>> START DATA SHOWN

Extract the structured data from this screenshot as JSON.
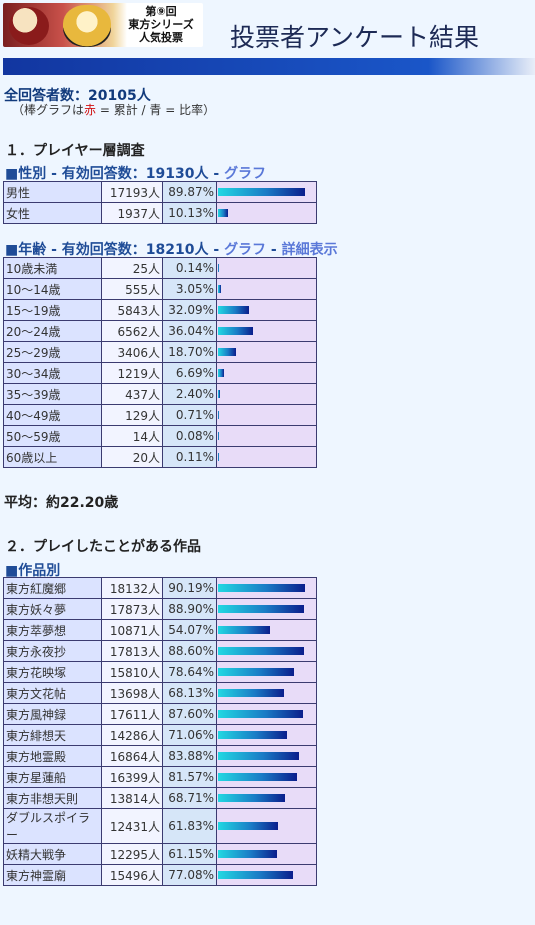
{
  "header": {
    "logo_text": [
      "第⑨回",
      "東方シリーズ",
      "人気投票"
    ],
    "title": "投票者アンケート結果"
  },
  "summary": {
    "total": "全回答者数：20105人",
    "legend_pre": "（棒グラフは",
    "legend_red": "赤",
    "legend_post": " = 累計 / 青 = 比率）"
  },
  "section1": {
    "title": "１．プレイヤー層調査",
    "gender": {
      "title": "■性別 - 有効回答数：19130人 - ",
      "graph_link": "グラフ",
      "rows": [
        {
          "label": "男性",
          "count": "17193人",
          "pct": "89.87%",
          "ratio": 0.8987
        },
        {
          "label": "女性",
          "count": "1937人",
          "pct": "10.13%",
          "ratio": 0.1013
        }
      ]
    },
    "age": {
      "title": "■年齢 - 有効回答数：18210人 - ",
      "graph_link": "グラフ",
      "sep": " - ",
      "detail_link": "詳細表示",
      "rows": [
        {
          "label": "10歳未満",
          "count": "25人",
          "pct": "0.14%",
          "ratio": 0.0014
        },
        {
          "label": "10～14歳",
          "count": "555人",
          "pct": "3.05%",
          "ratio": 0.0305
        },
        {
          "label": "15～19歳",
          "count": "5843人",
          "pct": "32.09%",
          "ratio": 0.3209
        },
        {
          "label": "20～24歳",
          "count": "6562人",
          "pct": "36.04%",
          "ratio": 0.3604
        },
        {
          "label": "25～29歳",
          "count": "3406人",
          "pct": "18.70%",
          "ratio": 0.187
        },
        {
          "label": "30～34歳",
          "count": "1219人",
          "pct": "6.69%",
          "ratio": 0.0669
        },
        {
          "label": "35～39歳",
          "count": "437人",
          "pct": "2.40%",
          "ratio": 0.024
        },
        {
          "label": "40～49歳",
          "count": "129人",
          "pct": "0.71%",
          "ratio": 0.0071
        },
        {
          "label": "50～59歳",
          "count": "14人",
          "pct": "0.08%",
          "ratio": 0.0008
        },
        {
          "label": "60歳以上",
          "count": "20人",
          "pct": "0.11%",
          "ratio": 0.0011
        }
      ],
      "average": "平均：約22.20歳"
    }
  },
  "section2": {
    "title": "２．プレイしたことがある作品",
    "works": {
      "title": "■作品別",
      "rows": [
        {
          "label": "東方紅魔郷",
          "count": "18132人",
          "pct": "90.19%",
          "ratio": 0.9019
        },
        {
          "label": "東方妖々夢",
          "count": "17873人",
          "pct": "88.90%",
          "ratio": 0.889
        },
        {
          "label": "東方萃夢想",
          "count": "10871人",
          "pct": "54.07%",
          "ratio": 0.5407
        },
        {
          "label": "東方永夜抄",
          "count": "17813人",
          "pct": "88.60%",
          "ratio": 0.886
        },
        {
          "label": "東方花映塚",
          "count": "15810人",
          "pct": "78.64%",
          "ratio": 0.7864
        },
        {
          "label": "東方文花帖",
          "count": "13698人",
          "pct": "68.13%",
          "ratio": 0.6813
        },
        {
          "label": "東方風神録",
          "count": "17611人",
          "pct": "87.60%",
          "ratio": 0.876
        },
        {
          "label": "東方緋想天",
          "count": "14286人",
          "pct": "71.06%",
          "ratio": 0.7106
        },
        {
          "label": "東方地霊殿",
          "count": "16864人",
          "pct": "83.88%",
          "ratio": 0.8388
        },
        {
          "label": "東方星蓮船",
          "count": "16399人",
          "pct": "81.57%",
          "ratio": 0.8157
        },
        {
          "label": "東方非想天則",
          "count": "13814人",
          "pct": "68.71%",
          "ratio": 0.6871
        },
        {
          "label": "ダブルスポイラー",
          "count": "12431人",
          "pct": "61.83%",
          "ratio": 0.6183
        },
        {
          "label": "妖精大戦争",
          "count": "12295人",
          "pct": "61.15%",
          "ratio": 0.6115
        },
        {
          "label": "東方神霊廟",
          "count": "15496人",
          "pct": "77.08%",
          "ratio": 0.7708
        }
      ]
    }
  }
}
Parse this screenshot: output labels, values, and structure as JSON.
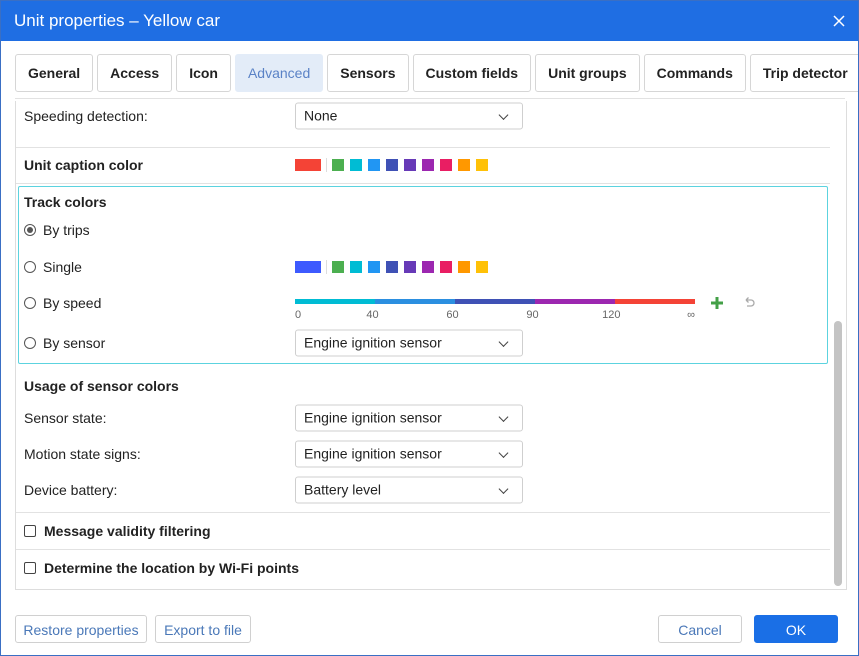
{
  "dialog": {
    "title": "Unit properties – Yellow car"
  },
  "tabs": [
    "General",
    "Access",
    "Icon",
    "Advanced",
    "Sensors",
    "Custom fields",
    "Unit groups",
    "Commands",
    "Trip detector"
  ],
  "speeding": {
    "label": "Speeding detection:",
    "value": "None"
  },
  "caption_color": {
    "label": "Unit caption color",
    "selected": "#f44336",
    "palette": [
      "#4caf50",
      "#00bcd4",
      "#2196f3",
      "#3f51b5",
      "#673ab7",
      "#9c27b0",
      "#e91e63",
      "#ff9800",
      "#ffc107"
    ]
  },
  "track_colors": {
    "title": "Track colors",
    "options": [
      "By trips",
      "Single",
      "By speed",
      "By sensor"
    ],
    "single_selected": "#3d5afe",
    "speed_scale": [
      "0",
      "40",
      "60",
      "90",
      "120",
      "∞"
    ],
    "speed_colors": [
      "#00bcd4",
      "#2b8fe0",
      "#3f51b5",
      "#9c27b0",
      "#f44336"
    ],
    "sensor": "Engine ignition sensor"
  },
  "sensor_colors": {
    "title": "Usage of sensor colors",
    "rows": [
      {
        "label": "Sensor state:",
        "value": "Engine ignition sensor"
      },
      {
        "label": "Motion state signs:",
        "value": "Engine ignition sensor"
      },
      {
        "label": "Device battery:",
        "value": "Battery level"
      }
    ]
  },
  "checkboxes": [
    "Message validity filtering",
    "Determine the location by Wi-Fi points"
  ],
  "footer": {
    "left": [
      "Restore properties",
      "Export to file"
    ],
    "cancel": "Cancel",
    "ok": "OK"
  }
}
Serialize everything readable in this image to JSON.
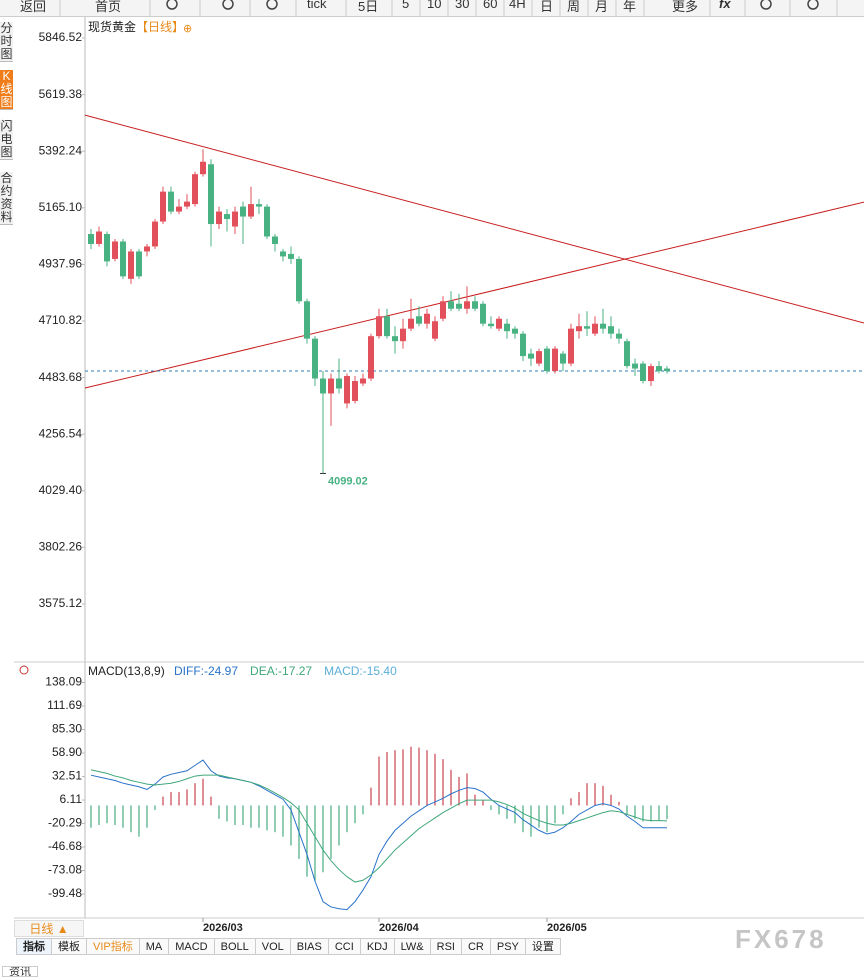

>> END DATA SHOWN

Tally the lines of the data that contain the string "state" and report the total alone.

* **RESPONSE BELOW**
2